**WORK INSTRUCTIONS**
From the listing below, extract each entry exactly as written, minus the images.

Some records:

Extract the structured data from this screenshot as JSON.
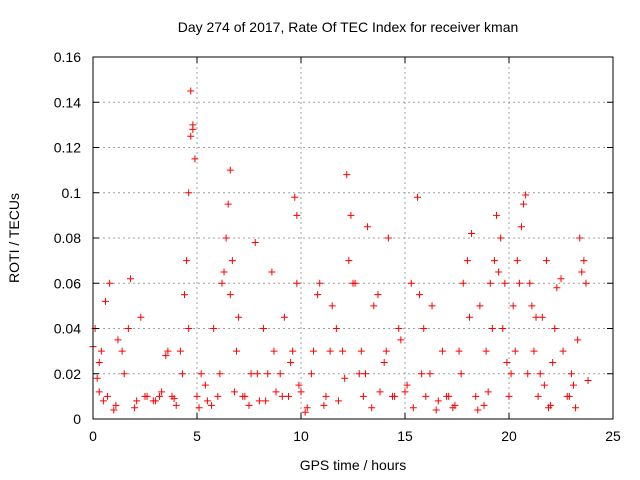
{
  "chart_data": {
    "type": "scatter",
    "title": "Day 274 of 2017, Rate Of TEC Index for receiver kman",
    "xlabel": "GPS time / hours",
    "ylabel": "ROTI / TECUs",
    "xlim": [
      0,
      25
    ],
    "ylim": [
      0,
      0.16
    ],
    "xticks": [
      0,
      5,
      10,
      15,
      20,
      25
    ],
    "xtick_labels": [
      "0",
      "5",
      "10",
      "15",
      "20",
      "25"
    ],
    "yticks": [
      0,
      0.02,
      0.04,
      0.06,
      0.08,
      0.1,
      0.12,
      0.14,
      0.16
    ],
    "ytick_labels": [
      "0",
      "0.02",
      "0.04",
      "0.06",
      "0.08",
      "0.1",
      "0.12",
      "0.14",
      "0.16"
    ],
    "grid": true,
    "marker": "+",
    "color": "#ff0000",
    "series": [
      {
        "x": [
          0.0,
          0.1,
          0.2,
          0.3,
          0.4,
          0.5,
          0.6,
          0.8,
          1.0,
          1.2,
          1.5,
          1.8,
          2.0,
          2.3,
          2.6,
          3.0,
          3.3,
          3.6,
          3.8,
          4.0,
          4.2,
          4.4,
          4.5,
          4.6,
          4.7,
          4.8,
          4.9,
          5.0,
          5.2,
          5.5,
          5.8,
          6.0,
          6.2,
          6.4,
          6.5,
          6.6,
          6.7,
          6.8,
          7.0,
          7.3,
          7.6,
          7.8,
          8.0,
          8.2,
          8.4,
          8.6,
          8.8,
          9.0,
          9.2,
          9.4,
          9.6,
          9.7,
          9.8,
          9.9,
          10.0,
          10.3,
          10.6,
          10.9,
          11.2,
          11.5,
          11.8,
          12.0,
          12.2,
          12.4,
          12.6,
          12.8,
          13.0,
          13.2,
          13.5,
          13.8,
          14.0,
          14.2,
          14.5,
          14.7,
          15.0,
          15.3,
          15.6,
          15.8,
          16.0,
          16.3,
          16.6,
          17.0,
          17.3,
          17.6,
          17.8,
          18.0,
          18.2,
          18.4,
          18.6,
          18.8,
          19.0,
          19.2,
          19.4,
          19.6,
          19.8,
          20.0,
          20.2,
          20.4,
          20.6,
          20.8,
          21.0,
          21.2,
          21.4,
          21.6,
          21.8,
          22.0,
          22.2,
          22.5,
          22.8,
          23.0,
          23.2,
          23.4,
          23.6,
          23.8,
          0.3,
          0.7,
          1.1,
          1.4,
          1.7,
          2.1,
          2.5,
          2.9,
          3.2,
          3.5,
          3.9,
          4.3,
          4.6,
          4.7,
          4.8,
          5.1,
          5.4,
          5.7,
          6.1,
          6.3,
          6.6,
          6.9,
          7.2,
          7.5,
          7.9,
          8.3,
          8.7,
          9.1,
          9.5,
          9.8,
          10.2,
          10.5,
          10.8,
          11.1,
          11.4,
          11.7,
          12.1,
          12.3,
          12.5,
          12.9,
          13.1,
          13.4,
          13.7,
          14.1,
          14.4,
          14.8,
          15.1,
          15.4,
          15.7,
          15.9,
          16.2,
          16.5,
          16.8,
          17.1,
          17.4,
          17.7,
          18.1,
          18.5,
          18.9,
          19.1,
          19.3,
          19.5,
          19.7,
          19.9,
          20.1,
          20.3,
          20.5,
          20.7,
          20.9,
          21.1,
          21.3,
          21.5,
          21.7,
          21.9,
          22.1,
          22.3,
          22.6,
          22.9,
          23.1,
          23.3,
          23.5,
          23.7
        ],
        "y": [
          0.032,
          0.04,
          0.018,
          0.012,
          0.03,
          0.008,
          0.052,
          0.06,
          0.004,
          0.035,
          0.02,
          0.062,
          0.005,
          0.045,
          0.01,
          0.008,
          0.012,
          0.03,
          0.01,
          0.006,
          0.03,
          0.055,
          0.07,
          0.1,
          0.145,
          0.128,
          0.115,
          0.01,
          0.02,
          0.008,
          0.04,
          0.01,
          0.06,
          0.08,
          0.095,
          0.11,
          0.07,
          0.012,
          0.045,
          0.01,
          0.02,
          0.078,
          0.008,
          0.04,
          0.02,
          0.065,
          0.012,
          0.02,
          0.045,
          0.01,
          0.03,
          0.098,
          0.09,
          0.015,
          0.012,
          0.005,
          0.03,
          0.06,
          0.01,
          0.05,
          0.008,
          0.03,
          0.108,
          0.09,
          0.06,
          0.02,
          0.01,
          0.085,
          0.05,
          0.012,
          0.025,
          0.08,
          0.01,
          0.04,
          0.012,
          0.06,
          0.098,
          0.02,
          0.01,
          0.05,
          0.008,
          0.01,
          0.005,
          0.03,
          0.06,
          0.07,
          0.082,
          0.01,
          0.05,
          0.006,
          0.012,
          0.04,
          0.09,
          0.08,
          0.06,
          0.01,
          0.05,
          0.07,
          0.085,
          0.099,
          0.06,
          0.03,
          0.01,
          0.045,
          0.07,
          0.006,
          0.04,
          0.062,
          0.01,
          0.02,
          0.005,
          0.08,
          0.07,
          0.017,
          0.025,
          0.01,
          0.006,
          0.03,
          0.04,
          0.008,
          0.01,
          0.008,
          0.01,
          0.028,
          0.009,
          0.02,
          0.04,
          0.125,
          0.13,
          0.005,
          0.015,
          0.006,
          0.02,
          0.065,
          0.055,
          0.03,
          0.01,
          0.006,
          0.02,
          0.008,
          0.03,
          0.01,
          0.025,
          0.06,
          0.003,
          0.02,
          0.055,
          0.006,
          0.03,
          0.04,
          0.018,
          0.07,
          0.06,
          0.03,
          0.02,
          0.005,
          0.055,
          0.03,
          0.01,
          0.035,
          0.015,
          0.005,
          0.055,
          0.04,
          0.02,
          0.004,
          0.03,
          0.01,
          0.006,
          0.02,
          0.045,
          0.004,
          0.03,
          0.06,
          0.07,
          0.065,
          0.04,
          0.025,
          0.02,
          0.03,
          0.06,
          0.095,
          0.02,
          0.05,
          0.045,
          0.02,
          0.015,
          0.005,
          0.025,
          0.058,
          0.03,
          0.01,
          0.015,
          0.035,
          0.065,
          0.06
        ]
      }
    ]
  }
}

**WRITTEN SOLUTION**
Extract the structured data from this screenshot as JSON.
{
  "chart_data": {
    "type": "scatter",
    "title": "Day 274 of 2017, Rate Of TEC Index for receiver kman",
    "xlabel": "GPS time / hours",
    "ylabel": "ROTI / TECUs",
    "xlim": [
      0,
      25
    ],
    "ylim": [
      0,
      0.16
    ],
    "xticks": [
      0,
      5,
      10,
      15,
      20,
      25
    ],
    "xtick_labels": [
      "0",
      "5",
      "10",
      "15",
      "20",
      "25"
    ],
    "yticks": [
      0,
      0.02,
      0.04,
      0.06,
      0.08,
      0.1,
      0.12,
      0.14,
      0.16
    ],
    "ytick_labels": [
      "0",
      "0.02",
      "0.04",
      "0.06",
      "0.08",
      "0.1",
      "0.12",
      "0.14",
      "0.16"
    ],
    "grid": true,
    "marker": "+",
    "color": "#ff0000",
    "series": [
      {
        "x": [
          0.0,
          0.1,
          0.2,
          0.3,
          0.4,
          0.5,
          0.6,
          0.8,
          1.0,
          1.2,
          1.5,
          1.8,
          2.0,
          2.3,
          2.6,
          3.0,
          3.3,
          3.6,
          3.8,
          4.0,
          4.2,
          4.4,
          4.5,
          4.6,
          4.7,
          4.8,
          4.9,
          5.0,
          5.2,
          5.5,
          5.8,
          6.0,
          6.2,
          6.4,
          6.5,
          6.6,
          6.7,
          6.8,
          7.0,
          7.3,
          7.6,
          7.8,
          8.0,
          8.2,
          8.4,
          8.6,
          8.8,
          9.0,
          9.2,
          9.4,
          9.6,
          9.7,
          9.8,
          9.9,
          10.0,
          10.3,
          10.6,
          10.9,
          11.2,
          11.5,
          11.8,
          12.0,
          12.2,
          12.4,
          12.6,
          12.8,
          13.0,
          13.2,
          13.5,
          13.8,
          14.0,
          14.2,
          14.5,
          14.7,
          15.0,
          15.3,
          15.6,
          15.8,
          16.0,
          16.3,
          16.6,
          17.0,
          17.3,
          17.6,
          17.8,
          18.0,
          18.2,
          18.4,
          18.6,
          18.8,
          19.0,
          19.2,
          19.4,
          19.6,
          19.8,
          20.0,
          20.2,
          20.4,
          20.6,
          20.8,
          21.0,
          21.2,
          21.4,
          21.6,
          21.8,
          22.0,
          22.2,
          22.5,
          22.8,
          23.0,
          23.2,
          23.4,
          23.6,
          23.8,
          0.3,
          0.7,
          1.1,
          1.4,
          1.7,
          2.1,
          2.5,
          2.9,
          3.2,
          3.5,
          3.9,
          4.3,
          4.6,
          4.7,
          4.8,
          5.1,
          5.4,
          5.7,
          6.1,
          6.3,
          6.6,
          6.9,
          7.2,
          7.5,
          7.9,
          8.3,
          8.7,
          9.1,
          9.5,
          9.8,
          10.2,
          10.5,
          10.8,
          11.1,
          11.4,
          11.7,
          12.1,
          12.3,
          12.5,
          12.9,
          13.1,
          13.4,
          13.7,
          14.1,
          14.4,
          14.8,
          15.1,
          15.4,
          15.7,
          15.9,
          16.2,
          16.5,
          16.8,
          17.1,
          17.4,
          17.7,
          18.1,
          18.5,
          18.9,
          19.1,
          19.3,
          19.5,
          19.7,
          19.9,
          20.1,
          20.3,
          20.5,
          20.7,
          20.9,
          21.1,
          21.3,
          21.5,
          21.7,
          21.9,
          22.1,
          22.3,
          22.6,
          22.9,
          23.1,
          23.3,
          23.5,
          23.7
        ],
        "y": [
          0.032,
          0.04,
          0.018,
          0.012,
          0.03,
          0.008,
          0.052,
          0.06,
          0.004,
          0.035,
          0.02,
          0.062,
          0.005,
          0.045,
          0.01,
          0.008,
          0.012,
          0.03,
          0.01,
          0.006,
          0.03,
          0.055,
          0.07,
          0.1,
          0.145,
          0.128,
          0.115,
          0.01,
          0.02,
          0.008,
          0.04,
          0.01,
          0.06,
          0.08,
          0.095,
          0.11,
          0.07,
          0.012,
          0.045,
          0.01,
          0.02,
          0.078,
          0.008,
          0.04,
          0.02,
          0.065,
          0.012,
          0.02,
          0.045,
          0.01,
          0.03,
          0.098,
          0.09,
          0.015,
          0.012,
          0.005,
          0.03,
          0.06,
          0.01,
          0.05,
          0.008,
          0.03,
          0.108,
          0.09,
          0.06,
          0.02,
          0.01,
          0.085,
          0.05,
          0.012,
          0.025,
          0.08,
          0.01,
          0.04,
          0.012,
          0.06,
          0.098,
          0.02,
          0.01,
          0.05,
          0.008,
          0.01,
          0.005,
          0.03,
          0.06,
          0.07,
          0.082,
          0.01,
          0.05,
          0.006,
          0.012,
          0.04,
          0.09,
          0.08,
          0.06,
          0.01,
          0.05,
          0.07,
          0.085,
          0.099,
          0.06,
          0.03,
          0.01,
          0.045,
          0.07,
          0.006,
          0.04,
          0.062,
          0.01,
          0.02,
          0.005,
          0.08,
          0.07,
          0.017,
          0.025,
          0.01,
          0.006,
          0.03,
          0.04,
          0.008,
          0.01,
          0.008,
          0.01,
          0.028,
          0.009,
          0.02,
          0.04,
          0.125,
          0.13,
          0.005,
          0.015,
          0.006,
          0.02,
          0.065,
          0.055,
          0.03,
          0.01,
          0.006,
          0.02,
          0.008,
          0.03,
          0.01,
          0.025,
          0.06,
          0.003,
          0.02,
          0.055,
          0.006,
          0.03,
          0.04,
          0.018,
          0.07,
          0.06,
          0.03,
          0.02,
          0.005,
          0.055,
          0.03,
          0.01,
          0.035,
          0.015,
          0.005,
          0.055,
          0.04,
          0.02,
          0.004,
          0.03,
          0.01,
          0.006,
          0.02,
          0.045,
          0.004,
          0.03,
          0.06,
          0.07,
          0.065,
          0.04,
          0.025,
          0.02,
          0.03,
          0.06,
          0.095,
          0.02,
          0.05,
          0.045,
          0.02,
          0.015,
          0.005,
          0.025,
          0.058,
          0.03,
          0.01,
          0.015,
          0.035,
          0.065,
          0.06
        ]
      }
    ]
  }
}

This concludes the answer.